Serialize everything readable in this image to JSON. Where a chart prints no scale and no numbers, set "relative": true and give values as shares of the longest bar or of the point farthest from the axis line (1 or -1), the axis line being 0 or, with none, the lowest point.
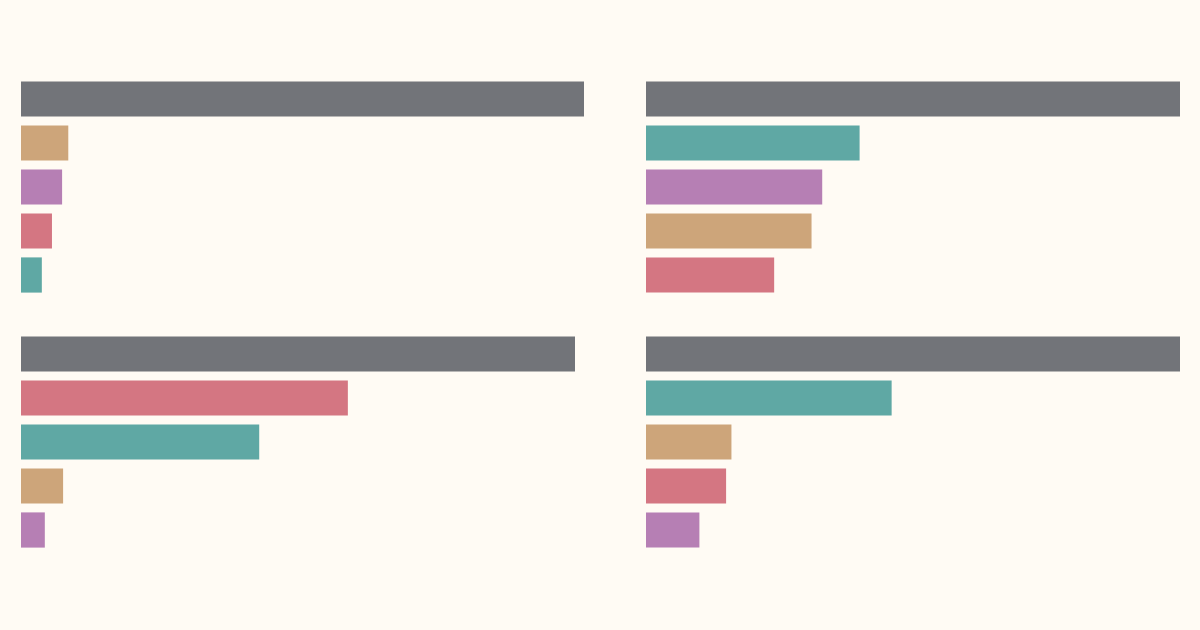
{
  "chart_data": [
    {
      "type": "bar",
      "orientation": "horizontal",
      "relative": true,
      "categories": [
        null,
        null,
        null,
        null,
        null
      ],
      "values": [
        1,
        0.084,
        0.073,
        0.055,
        0.037
      ],
      "colors": [
        "#727479",
        "#cda57a",
        "#b67fb4",
        "#d47682",
        "#5fa8a4"
      ]
    },
    {
      "type": "bar",
      "orientation": "horizontal",
      "relative": true,
      "categories": [
        null,
        null,
        null,
        null,
        null
      ],
      "values": [
        1,
        0.4,
        0.33,
        0.31,
        0.24
      ],
      "colors": [
        "#727479",
        "#5fa8a4",
        "#b67fb4",
        "#cda57a",
        "#d47682"
      ]
    },
    {
      "type": "bar",
      "orientation": "horizontal",
      "relative": true,
      "categories": [
        null,
        null,
        null,
        null,
        null
      ],
      "values": [
        1,
        0.59,
        0.43,
        0.076,
        0.043
      ],
      "colors": [
        "#727479",
        "#d47682",
        "#5fa8a4",
        "#cda57a",
        "#b67fb4"
      ]
    },
    {
      "type": "bar",
      "orientation": "horizontal",
      "relative": true,
      "categories": [
        null,
        null,
        null,
        null,
        null
      ],
      "values": [
        1,
        0.46,
        0.16,
        0.15,
        0.1
      ],
      "colors": [
        "#727479",
        "#5fa8a4",
        "#cda57a",
        "#d47682",
        "#b67fb4"
      ]
    }
  ]
}
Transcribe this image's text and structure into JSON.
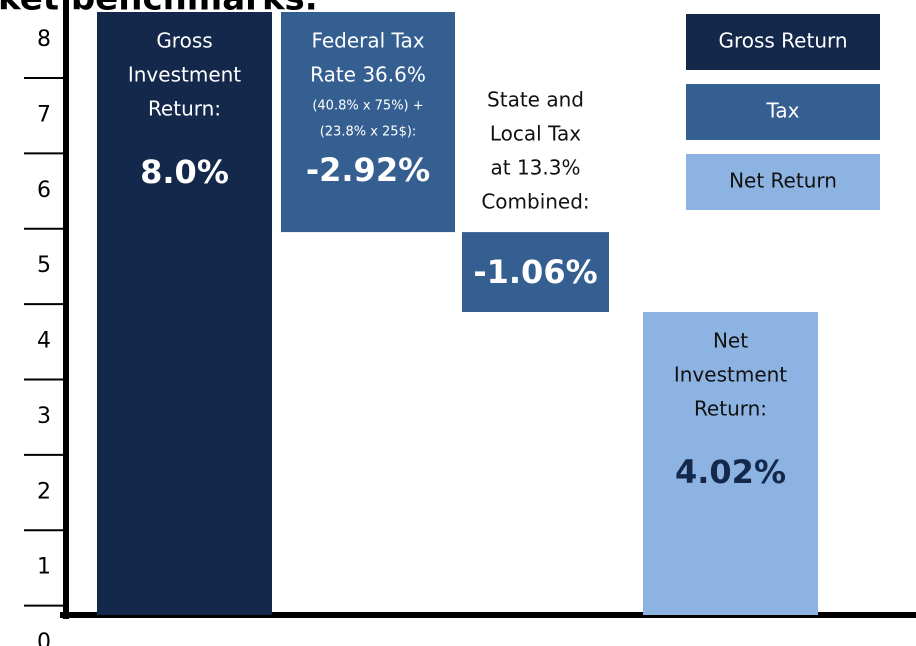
{
  "chart_data": {
    "type": "waterfall",
    "title": "ket benchmarks.",
    "categories": [
      [
        "Gross",
        "Investment",
        "Return:"
      ],
      [
        "Federal Tax",
        "Rate 36.6%"
      ],
      [
        "State and",
        "Local Tax",
        "at 13.3%",
        "Combined:"
      ],
      [
        "Net",
        "Investment",
        "Return:"
      ]
    ],
    "category_notes": {
      "1": [
        "(40.8% x 75%) +",
        "(23.8% x 25$):"
      ]
    },
    "values": [
      8.0,
      -2.92,
      -1.06,
      4.02
    ],
    "value_labels": [
      "8.0%",
      "-2.92%",
      "-1.06%",
      "4.02%"
    ],
    "measure": [
      "absolute",
      "relative",
      "relative",
      "total"
    ],
    "colors": [
      "#14284b",
      "#355f91",
      "#355f91",
      "#8db3e2"
    ],
    "legend": [
      {
        "name": "Gross Return",
        "color": "#14284b"
      },
      {
        "name": "Tax",
        "color": "#355f91"
      },
      {
        "name": "Net Return",
        "color": "#8db3e2"
      }
    ],
    "ylim": [
      0,
      8
    ],
    "yticks": [
      0,
      1,
      2,
      3,
      4,
      5,
      6,
      7,
      8
    ]
  }
}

# # # #

Task details: Where a line of the records above holds the word "image", copy that line.

The answer:
Serialize everything readable in this image to JSON. Where a chart prints no scale and no numbers, set "relative": true and give values as shares of the longest bar or of the point farthest from the axis line (1 or -1), the axis line being 0 or, with none, the lowest point.
Transcribe this image's text and structure into JSON.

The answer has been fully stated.